**DIRECTIVE**.
Restate each of the lines given below, word for word.
======== INPUT ROWS
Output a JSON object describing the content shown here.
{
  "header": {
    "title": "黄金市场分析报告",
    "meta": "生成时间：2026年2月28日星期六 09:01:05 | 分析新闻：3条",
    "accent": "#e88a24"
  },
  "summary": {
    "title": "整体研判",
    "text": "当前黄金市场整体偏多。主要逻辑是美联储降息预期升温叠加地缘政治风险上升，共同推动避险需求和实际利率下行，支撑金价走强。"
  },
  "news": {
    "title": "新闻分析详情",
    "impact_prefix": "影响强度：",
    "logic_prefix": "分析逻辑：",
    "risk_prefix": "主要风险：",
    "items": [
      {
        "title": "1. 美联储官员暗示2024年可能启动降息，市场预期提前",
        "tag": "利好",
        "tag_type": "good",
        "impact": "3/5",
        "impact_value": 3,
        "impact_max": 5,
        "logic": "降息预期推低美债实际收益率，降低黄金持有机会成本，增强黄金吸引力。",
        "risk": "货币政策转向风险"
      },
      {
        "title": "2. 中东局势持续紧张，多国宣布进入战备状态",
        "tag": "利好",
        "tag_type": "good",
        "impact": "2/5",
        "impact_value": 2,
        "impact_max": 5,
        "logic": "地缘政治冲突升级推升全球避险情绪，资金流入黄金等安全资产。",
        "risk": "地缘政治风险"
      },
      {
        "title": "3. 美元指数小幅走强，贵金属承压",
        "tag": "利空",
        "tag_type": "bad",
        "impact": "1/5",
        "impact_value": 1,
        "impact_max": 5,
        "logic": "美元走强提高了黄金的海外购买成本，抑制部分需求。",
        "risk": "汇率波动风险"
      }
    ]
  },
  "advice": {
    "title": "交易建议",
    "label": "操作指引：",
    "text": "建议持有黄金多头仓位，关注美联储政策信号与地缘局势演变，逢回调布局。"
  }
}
================
**WORKED ANSWER**.
Output a JSON object describing the content shown here.
{
  "header": {
    "title": "黄金市场分析报告",
    "meta": "生成时间：2026年2月28日星期六 09:01:05 | 分析新闻：3条",
    "accent": "#e88a24"
  },
  "summary": {
    "title": "整体研判",
    "text": "当前黄金市场整体偏多。主要逻辑是美联储降息预期升温叠加地缘政治风险上升，共同推动避险需求和实际利率下行，支撑金价走强。"
  },
  "news": {
    "title": "新闻分析详情",
    "impact_prefix": "影响强度：",
    "logic_prefix": "分析逻辑：",
    "risk_prefix": "主要风险：",
    "items": [
      {
        "title": "1. 美联储官员暗示2024年可能启动降息，市场预期提前",
        "tag": "利好",
        "tag_type": "good",
        "impact": "3/5",
        "impact_value": 3,
        "impact_max": 5,
        "logic": "降息预期推低美债实际收益率，降低黄金持有机会成本，增强黄金吸引力。",
        "risk": "货币政策转向风险"
      },
      {
        "title": "2. 中东局势持续紧张，多国宣布进入战备状态",
        "tag": "利好",
        "tag_type": "good",
        "impact": "2/5",
        "impact_value": 2,
        "impact_max": 5,
        "logic": "地缘政治冲突升级推升全球避险情绪，资金流入黄金等安全资产。",
        "risk": "地缘政治风险"
      },
      {
        "title": "3. 美元指数小幅走强，贵金属承压",
        "tag": "利空",
        "tag_type": "bad",
        "impact": "1/5",
        "impact_value": 1,
        "impact_max": 5,
        "logic": "美元走强提高了黄金的海外购买成本，抑制部分需求。",
        "risk": "汇率波动风险"
      }
    ]
  },
  "advice": {
    "title": "交易建议",
    "label": "操作指引：",
    "text": "建议持有黄金多头仓位，关注美联储政策信号与地缘局势演变，逢回调布局。"
  }
}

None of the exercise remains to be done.